Requirements:
Copy out the data exactly, leaving the pictures behind.

+++ Excerpted records

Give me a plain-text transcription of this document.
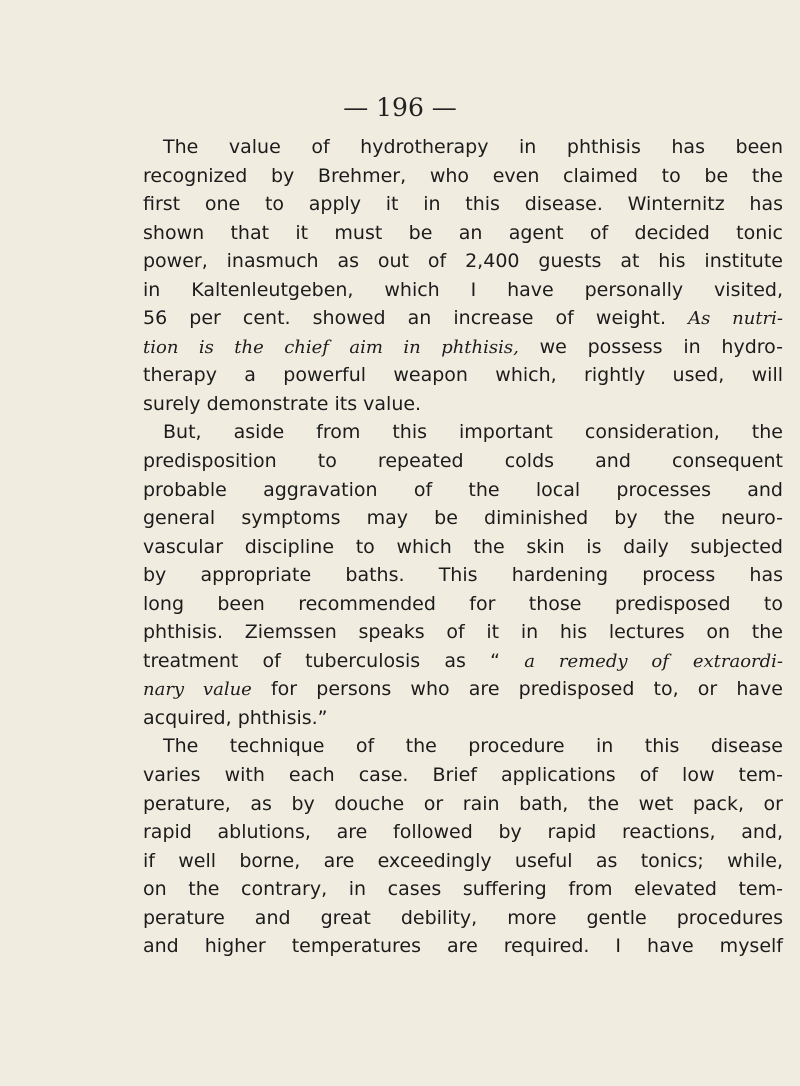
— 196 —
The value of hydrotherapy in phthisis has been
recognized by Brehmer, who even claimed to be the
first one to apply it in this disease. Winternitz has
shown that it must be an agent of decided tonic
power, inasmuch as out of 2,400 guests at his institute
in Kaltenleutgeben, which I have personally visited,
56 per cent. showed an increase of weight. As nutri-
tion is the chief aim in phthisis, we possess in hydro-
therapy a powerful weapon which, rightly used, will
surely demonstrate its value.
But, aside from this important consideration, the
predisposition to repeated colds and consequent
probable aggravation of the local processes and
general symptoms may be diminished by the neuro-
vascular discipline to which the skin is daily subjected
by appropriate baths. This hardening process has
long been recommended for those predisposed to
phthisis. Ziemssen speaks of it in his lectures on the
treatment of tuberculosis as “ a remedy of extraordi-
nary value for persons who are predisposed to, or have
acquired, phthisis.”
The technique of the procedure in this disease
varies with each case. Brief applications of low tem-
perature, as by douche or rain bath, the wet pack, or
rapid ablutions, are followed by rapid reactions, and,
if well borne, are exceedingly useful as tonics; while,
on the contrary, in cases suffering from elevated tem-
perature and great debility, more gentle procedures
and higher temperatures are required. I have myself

++++++

Full answer:
Give me a plain-text transcription of this document.
— 196 —
The value of hydrotherapy in phthisis has been
recognized by Brehmer, who even claimed to be the
first one to apply it in this disease. Winternitz has
shown that it must be an agent of decided tonic
power, inasmuch as out of 2,400 guests at his institute
in Kaltenleutgeben, which I have personally visited,
56 per cent. showed an increase of weight. As nutri-
tion is the chief aim in phthisis, we possess in hydro-
therapy a powerful weapon which, rightly used, will
surely demonstrate its value.
But, aside from this important consideration, the
predisposition to repeated colds and consequent
probable aggravation of the local processes and
general symptoms may be diminished by the neuro-
vascular discipline to which the skin is daily subjected
by appropriate baths. This hardening process has
long been recommended for those predisposed to
phthisis. Ziemssen speaks of it in his lectures on the
treatment of tuberculosis as “ a remedy of extraordi-
nary value for persons who are predisposed to, or have
acquired, phthisis.”
The technique of the procedure in this disease
varies with each case. Brief applications of low tem-
perature, as by douche or rain bath, the wet pack, or
rapid ablutions, are followed by rapid reactions, and,
if well borne, are exceedingly useful as tonics; while,
on the contrary, in cases suffering from elevated tem-
perature and great debility, more gentle procedures
and higher temperatures are required. I have myself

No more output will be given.